Start

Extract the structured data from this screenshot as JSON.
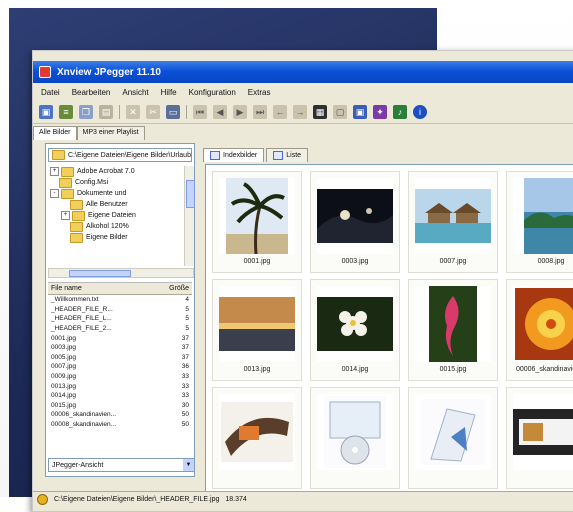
{
  "window": {
    "title": "Xnview JPegger 11.10"
  },
  "menu": [
    "Datei",
    "Bearbeiten",
    "Ansicht",
    "Hilfe",
    "Konfiguration",
    "Extras"
  ],
  "toolbar_icons": [
    "open-icon",
    "scan-icon",
    "copy-icon",
    "paste-icon",
    "delete-icon",
    "cut-icon",
    "info-icon",
    "monitor-icon",
    "rotate-left-icon",
    "first-icon",
    "prev-icon",
    "next-icon",
    "last-icon",
    "back-icon",
    "forward-icon",
    "print-icon",
    "slideshow-icon",
    "view-icon",
    "settings-icon",
    "help-icon"
  ],
  "left_tabs": [
    "Alle Bilder",
    "MP3 einer Playlist"
  ],
  "path": "C:\\Eigene Dateien\\Eigene Bilder\\Urlaub",
  "tree": [
    {
      "label": "Adobe Acrobat 7.0",
      "indent": 1,
      "expand": "+"
    },
    {
      "label": "Config.Msi",
      "indent": 1,
      "expand": ""
    },
    {
      "label": "Dokumente und",
      "indent": 1,
      "expand": "-"
    },
    {
      "label": "Alle Benutzer",
      "indent": 2,
      "expand": ""
    },
    {
      "label": "Eigene Dateien",
      "indent": 2,
      "expand": "+"
    },
    {
      "label": "Alkohol 120%",
      "indent": 2,
      "expand": ""
    },
    {
      "label": "Eigene Bilder",
      "indent": 2,
      "expand": ""
    }
  ],
  "filelist": {
    "header_name": "File name",
    "header_size": "Größe",
    "rows": [
      {
        "name": "_Willkommen.txt",
        "size": "4"
      },
      {
        "name": "_HEADER_FILE_R...",
        "size": "5"
      },
      {
        "name": "_HEADER_FILE_L...",
        "size": "5"
      },
      {
        "name": "_HEADER_FILE_2...",
        "size": "5"
      },
      {
        "name": "0001.jpg",
        "size": "37"
      },
      {
        "name": "0003.jpg",
        "size": "37"
      },
      {
        "name": "0005.jpg",
        "size": "37"
      },
      {
        "name": "0007.jpg",
        "size": "36"
      },
      {
        "name": "0009.jpg",
        "size": "33"
      },
      {
        "name": "0013.jpg",
        "size": "33"
      },
      {
        "name": "0014.jpg",
        "size": "33"
      },
      {
        "name": "0015.jpg",
        "size": "30"
      },
      {
        "name": "00006_skandinavien...",
        "size": "50"
      },
      {
        "name": "00008_skandinavien...",
        "size": "50"
      }
    ]
  },
  "combo_value": "JPegger-Ansicht",
  "right_tabs": [
    "Indexbilder",
    "Liste"
  ],
  "thumbnails": [
    {
      "caption": "0001.jpg",
      "scene": "palm"
    },
    {
      "caption": "0003.jpg",
      "scene": "night"
    },
    {
      "caption": "0007.jpg",
      "scene": "bungalow"
    },
    {
      "caption": "0008.jpg",
      "scene": "island"
    },
    {
      "caption": "0013.jpg",
      "scene": "sunset"
    },
    {
      "caption": "0014.jpg",
      "scene": "flower"
    },
    {
      "caption": "0015.jpg",
      "scene": "ginger"
    },
    {
      "caption": "00006_skandinavien...",
      "scene": "orange"
    },
    {
      "caption": "",
      "scene": "film"
    },
    {
      "caption": "",
      "scene": "cd"
    },
    {
      "caption": "",
      "scene": "box"
    },
    {
      "caption": "",
      "scene": "card"
    }
  ],
  "status": {
    "path": "C:\\Eigene Dateien\\Eigene Bilder\\_HEADER_FILE.jpg",
    "size": "18.374"
  },
  "colors": {
    "background_panel": "#1e2a56",
    "titlebar": "#0a52d8",
    "selection": "#316ac5"
  }
}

End

◆ Request: Repeat the records in full, exactly as they appear, without the pictures.

◆ The completed task:
Extract the structured data from this screenshot as JSON.
{
  "window": {
    "title": "Xnview JPegger 11.10"
  },
  "menu": [
    "Datei",
    "Bearbeiten",
    "Ansicht",
    "Hilfe",
    "Konfiguration",
    "Extras"
  ],
  "toolbar_icons": [
    "open-icon",
    "scan-icon",
    "copy-icon",
    "paste-icon",
    "delete-icon",
    "cut-icon",
    "info-icon",
    "monitor-icon",
    "rotate-left-icon",
    "first-icon",
    "prev-icon",
    "next-icon",
    "last-icon",
    "back-icon",
    "forward-icon",
    "print-icon",
    "slideshow-icon",
    "view-icon",
    "settings-icon",
    "help-icon"
  ],
  "left_tabs": [
    "Alle Bilder",
    "MP3 einer Playlist"
  ],
  "path": "C:\\Eigene Dateien\\Eigene Bilder\\Urlaub",
  "tree": [
    {
      "label": "Adobe Acrobat 7.0",
      "indent": 1,
      "expand": "+"
    },
    {
      "label": "Config.Msi",
      "indent": 1,
      "expand": ""
    },
    {
      "label": "Dokumente und",
      "indent": 1,
      "expand": "-"
    },
    {
      "label": "Alle Benutzer",
      "indent": 2,
      "expand": ""
    },
    {
      "label": "Eigene Dateien",
      "indent": 2,
      "expand": "+"
    },
    {
      "label": "Alkohol 120%",
      "indent": 2,
      "expand": ""
    },
    {
      "label": "Eigene Bilder",
      "indent": 2,
      "expand": ""
    }
  ],
  "filelist": {
    "header_name": "File name",
    "header_size": "Größe",
    "rows": [
      {
        "name": "_Willkommen.txt",
        "size": "4"
      },
      {
        "name": "_HEADER_FILE_R...",
        "size": "5"
      },
      {
        "name": "_HEADER_FILE_L...",
        "size": "5"
      },
      {
        "name": "_HEADER_FILE_2...",
        "size": "5"
      },
      {
        "name": "0001.jpg",
        "size": "37"
      },
      {
        "name": "0003.jpg",
        "size": "37"
      },
      {
        "name": "0005.jpg",
        "size": "37"
      },
      {
        "name": "0007.jpg",
        "size": "36"
      },
      {
        "name": "0009.jpg",
        "size": "33"
      },
      {
        "name": "0013.jpg",
        "size": "33"
      },
      {
        "name": "0014.jpg",
        "size": "33"
      },
      {
        "name": "0015.jpg",
        "size": "30"
      },
      {
        "name": "00006_skandinavien...",
        "size": "50"
      },
      {
        "name": "00008_skandinavien...",
        "size": "50"
      }
    ]
  },
  "combo_value": "JPegger-Ansicht",
  "right_tabs": [
    "Indexbilder",
    "Liste"
  ],
  "thumbnails": [
    {
      "caption": "0001.jpg",
      "scene": "palm"
    },
    {
      "caption": "0003.jpg",
      "scene": "night"
    },
    {
      "caption": "0007.jpg",
      "scene": "bungalow"
    },
    {
      "caption": "0008.jpg",
      "scene": "island"
    },
    {
      "caption": "0013.jpg",
      "scene": "sunset"
    },
    {
      "caption": "0014.jpg",
      "scene": "flower"
    },
    {
      "caption": "0015.jpg",
      "scene": "ginger"
    },
    {
      "caption": "00006_skandinavien...",
      "scene": "orange"
    },
    {
      "caption": "",
      "scene": "film"
    },
    {
      "caption": "",
      "scene": "cd"
    },
    {
      "caption": "",
      "scene": "box"
    },
    {
      "caption": "",
      "scene": "card"
    }
  ],
  "status": {
    "path": "C:\\Eigene Dateien\\Eigene Bilder\\_HEADER_FILE.jpg",
    "size": "18.374"
  },
  "colors": {
    "background_panel": "#1e2a56",
    "titlebar": "#0a52d8",
    "selection": "#316ac5"
  }
}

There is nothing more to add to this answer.